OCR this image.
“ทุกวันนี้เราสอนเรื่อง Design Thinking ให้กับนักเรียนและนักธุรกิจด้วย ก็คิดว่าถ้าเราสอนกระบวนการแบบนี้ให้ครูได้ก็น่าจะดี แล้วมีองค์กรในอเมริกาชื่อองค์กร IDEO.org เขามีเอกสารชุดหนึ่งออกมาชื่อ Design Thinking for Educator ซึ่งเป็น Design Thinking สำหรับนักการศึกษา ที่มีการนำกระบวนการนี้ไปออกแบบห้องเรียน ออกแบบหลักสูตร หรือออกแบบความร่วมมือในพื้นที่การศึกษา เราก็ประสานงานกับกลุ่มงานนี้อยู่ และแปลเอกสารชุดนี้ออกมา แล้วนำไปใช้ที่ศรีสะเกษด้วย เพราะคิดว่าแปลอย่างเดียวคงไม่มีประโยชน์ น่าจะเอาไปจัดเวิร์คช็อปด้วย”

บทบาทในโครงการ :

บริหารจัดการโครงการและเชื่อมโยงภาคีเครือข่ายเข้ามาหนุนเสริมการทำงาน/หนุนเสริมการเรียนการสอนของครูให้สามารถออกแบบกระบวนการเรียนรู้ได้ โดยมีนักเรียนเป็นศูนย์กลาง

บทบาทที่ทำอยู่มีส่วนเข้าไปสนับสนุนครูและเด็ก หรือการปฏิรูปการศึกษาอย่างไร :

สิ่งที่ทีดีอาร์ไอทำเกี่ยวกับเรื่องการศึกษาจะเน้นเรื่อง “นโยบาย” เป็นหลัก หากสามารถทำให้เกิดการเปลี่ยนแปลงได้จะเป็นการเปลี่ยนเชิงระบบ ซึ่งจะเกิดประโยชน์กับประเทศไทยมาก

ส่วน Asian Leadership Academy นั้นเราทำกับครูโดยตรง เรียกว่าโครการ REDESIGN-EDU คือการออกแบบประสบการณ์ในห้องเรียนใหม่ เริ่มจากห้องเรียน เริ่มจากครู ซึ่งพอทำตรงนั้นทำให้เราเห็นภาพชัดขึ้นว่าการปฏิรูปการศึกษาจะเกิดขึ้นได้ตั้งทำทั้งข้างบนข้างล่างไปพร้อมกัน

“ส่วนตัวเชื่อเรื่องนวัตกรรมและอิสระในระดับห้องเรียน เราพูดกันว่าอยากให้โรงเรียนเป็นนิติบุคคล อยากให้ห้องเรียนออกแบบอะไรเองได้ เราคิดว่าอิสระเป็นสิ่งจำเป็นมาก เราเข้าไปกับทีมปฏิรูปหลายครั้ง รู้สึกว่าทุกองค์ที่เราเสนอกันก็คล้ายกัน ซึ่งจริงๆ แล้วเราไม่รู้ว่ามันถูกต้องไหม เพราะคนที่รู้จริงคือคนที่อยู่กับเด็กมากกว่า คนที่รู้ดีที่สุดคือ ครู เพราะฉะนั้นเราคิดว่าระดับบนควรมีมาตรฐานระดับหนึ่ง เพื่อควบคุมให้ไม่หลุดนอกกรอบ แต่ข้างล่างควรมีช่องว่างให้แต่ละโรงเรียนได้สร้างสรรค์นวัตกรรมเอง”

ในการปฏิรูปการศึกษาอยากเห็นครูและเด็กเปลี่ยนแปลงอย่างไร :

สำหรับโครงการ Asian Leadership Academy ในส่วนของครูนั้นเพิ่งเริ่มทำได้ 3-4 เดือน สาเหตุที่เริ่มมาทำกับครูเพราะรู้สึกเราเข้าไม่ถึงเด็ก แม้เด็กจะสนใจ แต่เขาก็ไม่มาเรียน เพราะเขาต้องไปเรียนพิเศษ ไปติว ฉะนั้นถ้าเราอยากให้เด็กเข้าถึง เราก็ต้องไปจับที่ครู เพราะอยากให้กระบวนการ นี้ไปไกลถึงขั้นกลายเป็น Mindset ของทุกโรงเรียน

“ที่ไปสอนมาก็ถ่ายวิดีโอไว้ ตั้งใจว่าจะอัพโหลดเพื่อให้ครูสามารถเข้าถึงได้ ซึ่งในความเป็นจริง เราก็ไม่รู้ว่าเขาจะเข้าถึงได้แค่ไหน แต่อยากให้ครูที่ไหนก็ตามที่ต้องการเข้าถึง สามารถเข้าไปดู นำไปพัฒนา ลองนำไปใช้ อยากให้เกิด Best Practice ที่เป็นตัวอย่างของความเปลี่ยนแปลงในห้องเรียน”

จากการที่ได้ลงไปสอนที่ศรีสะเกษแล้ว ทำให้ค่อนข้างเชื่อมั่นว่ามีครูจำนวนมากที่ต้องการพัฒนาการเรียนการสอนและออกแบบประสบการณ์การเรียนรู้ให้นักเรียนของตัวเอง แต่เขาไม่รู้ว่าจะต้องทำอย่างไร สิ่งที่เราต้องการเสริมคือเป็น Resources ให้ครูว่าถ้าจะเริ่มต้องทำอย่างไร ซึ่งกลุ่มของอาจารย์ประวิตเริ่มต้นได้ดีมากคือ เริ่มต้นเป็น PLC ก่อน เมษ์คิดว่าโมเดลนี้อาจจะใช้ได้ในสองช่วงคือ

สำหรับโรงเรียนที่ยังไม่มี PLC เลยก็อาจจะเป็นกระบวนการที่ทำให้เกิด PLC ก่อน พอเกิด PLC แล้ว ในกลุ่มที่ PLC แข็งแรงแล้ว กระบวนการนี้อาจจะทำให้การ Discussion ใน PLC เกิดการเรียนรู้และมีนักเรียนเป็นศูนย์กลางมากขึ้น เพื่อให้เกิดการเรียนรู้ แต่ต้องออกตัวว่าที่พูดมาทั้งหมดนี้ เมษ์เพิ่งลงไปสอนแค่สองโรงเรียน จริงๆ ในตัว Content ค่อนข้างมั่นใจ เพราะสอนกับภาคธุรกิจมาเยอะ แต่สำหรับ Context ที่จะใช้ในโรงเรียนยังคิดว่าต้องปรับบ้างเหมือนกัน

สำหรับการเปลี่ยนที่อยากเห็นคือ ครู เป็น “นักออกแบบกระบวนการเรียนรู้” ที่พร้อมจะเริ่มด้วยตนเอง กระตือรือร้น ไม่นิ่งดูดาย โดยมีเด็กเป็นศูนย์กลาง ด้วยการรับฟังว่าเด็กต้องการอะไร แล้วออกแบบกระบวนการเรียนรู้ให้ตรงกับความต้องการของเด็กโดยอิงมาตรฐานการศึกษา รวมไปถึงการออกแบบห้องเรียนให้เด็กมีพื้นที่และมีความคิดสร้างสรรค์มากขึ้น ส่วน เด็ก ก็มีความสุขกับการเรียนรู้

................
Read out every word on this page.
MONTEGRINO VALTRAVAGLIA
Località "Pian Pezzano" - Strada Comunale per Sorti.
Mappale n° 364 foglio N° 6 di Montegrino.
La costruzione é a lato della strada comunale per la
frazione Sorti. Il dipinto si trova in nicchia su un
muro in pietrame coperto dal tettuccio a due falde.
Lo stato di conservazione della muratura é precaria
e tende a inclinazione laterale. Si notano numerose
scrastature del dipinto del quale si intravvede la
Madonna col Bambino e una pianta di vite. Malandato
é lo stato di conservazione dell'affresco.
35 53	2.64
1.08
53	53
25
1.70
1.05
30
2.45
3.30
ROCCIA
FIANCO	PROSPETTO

◇ ◇ ◇ ◇ ◇ ◇ ◇

### [OBJECTIVE]
Reproduce the complete set of lines precisely as supplied.

### [SOLVED PROBLEM]
OCR this image.
“ทุกวันนี้เราสอนเรื่อง Design Thinking ให้กับนักเรียนและนักธุรกิจด้วย ก็คิดว่าถ้าเราสอนกระบวนการแบบนี้ให้ครูได้ก็น่าจะดี แล้วมีองค์กรในอเมริกาชื่อองค์กร IDEO.org เขามีเอกสารชุดหนึ่งออกมาชื่อ Design Thinking for Educator ซึ่งเป็น Design Thinking สำหรับนักการศึกษา ที่มีการนำกระบวนการนี้ไปออกแบบห้องเรียน ออกแบบหลักสูตร หรือออกแบบความร่วมมือในพื้นที่การศึกษา เราก็ประสานงานกับกลุ่มงานนี้อยู่ และแปลเอกสารชุดนี้ออกมา แล้วนำไปใช้ที่ศรีสะเกษด้วย เพราะคิดว่าแปลอย่างเดียวคงไม่มีประโยชน์ น่าจะเอาไปจัดเวิร์คช็อปด้วย”

บทบาทในโครงการ :

บริหารจัดการโครงการและเชื่อมโยงภาคีเครือข่ายเข้ามาหนุนเสริมการทำงาน/หนุนเสริมการเรียนการสอนของครูให้สามารถออกแบบกระบวนการเรียนรู้ได้ โดยมีนักเรียนเป็นศูนย์กลาง

บทบาทที่ทำอยู่มีส่วนเข้าไปสนับสนุนครูและเด็ก หรือการปฏิรูปการศึกษาอย่างไร :

สิ่งที่ทีดีอาร์ไอทำเกี่ยวกับเรื่องการศึกษาจะเน้นเรื่อง “นโยบาย” เป็นหลัก หากสามารถทำให้เกิดการเปลี่ยนแปลงได้จะเป็นการเปลี่ยนเชิงระบบ ซึ่งจะเกิดประโยชน์กับประเทศไทยมาก

ส่วน Asian Leadership Academy นั้นเราทำกับครูโดยตรง เรียกว่าโครการ REDESIGN-EDU คือการออกแบบประสบการณ์ในห้องเรียนใหม่ เริ่มจากห้องเรียน เริ่มจากครู ซึ่งพอทำตรงนั้นทำให้เราเห็นภาพชัดขึ้นว่าการปฏิรูปการศึกษาจะเกิดขึ้นได้ตั้งทำทั้งข้างบนข้างล่างไปพร้อมกัน

“ส่วนตัวเชื่อเรื่องนวัตกรรมและอิสระในระดับห้องเรียน เราพูดกันว่าอยากให้โรงเรียนเป็นนิติบุคคล อยากให้ห้องเรียนออกแบบอะไรเองได้ เราคิดว่าอิสระเป็นสิ่งจำเป็นมาก เราเข้าไปกับทีมปฏิรูปหลายครั้ง รู้สึกว่าทุกองค์ที่เราเสนอกันก็คล้ายกัน ซึ่งจริงๆ แล้วเราไม่รู้ว่ามันถูกต้องไหม เพราะคนที่รู้จริงคือคนที่อยู่กับเด็กมากกว่า คนที่รู้ดีที่สุดคือ ครู เพราะฉะนั้นเราคิดว่าระดับบนควรมีมาตรฐานระดับหนึ่ง เพื่อควบคุมให้ไม่หลุดนอกกรอบ แต่ข้างล่างควรมีช่องว่างให้แต่ละโรงเรียนได้สร้างสรรค์นวัตกรรมเอง”

ในการปฏิรูปการศึกษาอยากเห็นครูและเด็กเปลี่ยนแปลงอย่างไร :

สำหรับโครงการ Asian Leadership Academy ในส่วนของครูนั้นเพิ่งเริ่มทำได้ 3-4 เดือน สาเหตุที่เริ่มมาทำกับครูเพราะรู้สึกเราเข้าไม่ถึงเด็ก แม้เด็กจะสนใจ แต่เขาก็ไม่มาเรียน เพราะเขาต้องไปเรียนพิเศษ ไปติว ฉะนั้นถ้าเราอยากให้เด็กเข้าถึง เราก็ต้องไปจับที่ครู เพราะอยากให้กระบวนการ นี้ไปไกลถึงขั้นกลายเป็น Mindset ของทุกโรงเรียน

“ที่ไปสอนมาก็ถ่ายวิดีโอไว้ ตั้งใจว่าจะอัพโหลดเพื่อให้ครูสามารถเข้าถึงได้ ซึ่งในความเป็นจริง เราก็ไม่รู้ว่าเขาจะเข้าถึงได้แค่ไหน แต่อยากให้ครูที่ไหนก็ตามที่ต้องการเข้าถึง สามารถเข้าไปดู นำไปพัฒนา ลองนำไปใช้ อยากให้เกิด Best Practice ที่เป็นตัวอย่างของความเปลี่ยนแปลงในห้องเรียน”

จากการที่ได้ลงไปสอนที่ศรีสะเกษแล้ว ทำให้ค่อนข้างเชื่อมั่นว่ามีครูจำนวนมากที่ต้องการพัฒนาการเรียนการสอนและออกแบบประสบการณ์การเรียนรู้ให้นักเรียนของตัวเอง แต่เขาไม่รู้ว่าจะต้องทำอย่างไร สิ่งที่เราต้องการเสริมคือเป็น Resources ให้ครูว่าถ้าจะเริ่มต้องทำอย่างไร ซึ่งกลุ่มของอาจารย์ประวิตเริ่มต้นได้ดีมากคือ เริ่มต้นเป็น PLC ก่อน เมษ์คิดว่าโมเดลนี้อาจจะใช้ได้ในสองช่วงคือ

สำหรับโรงเรียนที่ยังไม่มี PLC เลยก็อาจจะเป็นกระบวนการที่ทำให้เกิด PLC ก่อน พอเกิด PLC แล้ว ในกลุ่มที่ PLC แข็งแรงแล้ว กระบวนการนี้อาจจะทำให้การ Discussion ใน PLC เกิดการเรียนรู้และมีนักเรียนเป็นศูนย์กลางมากขึ้น เพื่อให้เกิดการเรียนรู้ แต่ต้องออกตัวว่าที่พูดมาทั้งหมดนี้ เมษ์เพิ่งลงไปสอนแค่สองโรงเรียน จริงๆ ในตัว Content ค่อนข้างมั่นใจ เพราะสอนกับภาคธุรกิจมาเยอะ แต่สำหรับ Context ที่จะใช้ในโรงเรียนยังคิดว่าต้องปรับบ้างเหมือนกัน

สำหรับการเปลี่ยนที่อยากเห็นคือ ครู เป็น “นักออกแบบกระบวนการเรียนรู้” ที่พร้อมจะเริ่มด้วยตนเอง กระตือรือร้น ไม่นิ่งดูดาย โดยมีเด็กเป็นศูนย์กลาง ด้วยการรับฟังว่าเด็กต้องการอะไร แล้วออกแบบกระบวนการเรียนรู้ให้ตรงกับความต้องการของเด็กโดยอิงมาตรฐานการศึกษา รวมไปถึงการออกแบบห้องเรียนให้เด็กมีพื้นที่และมีความคิดสร้างสรรค์มากขึ้น ส่วน เด็ก ก็มีความสุขกับการเรียนรู้

................
Read out every word on this page.
MONTEGRINO VALTRAVAGLIA
Località "Pian Pezzano" - Strada Comunale per Sorti.
Mappale n° 364 foglio N° 6 di Montegrino.
La costruzione é a lato della strada comunale per la
frazione Sorti. Il dipinto si trova in nicchia su un
muro in pietrame coperto dal tettuccio a due falde.
Lo stato di conservazione della muratura é precaria
e tende a inclinazione laterale. Si notano numerose
scrastature del dipinto del quale si intravvede la
Madonna col Bambino e una pianta di vite. Malandato
é lo stato di conservazione dell'affresco.
35 53	2.64
1.08
53	53
25
1.70
1.05
30
2.45
3.30
ROCCIA
FIANCO	PROSPETTO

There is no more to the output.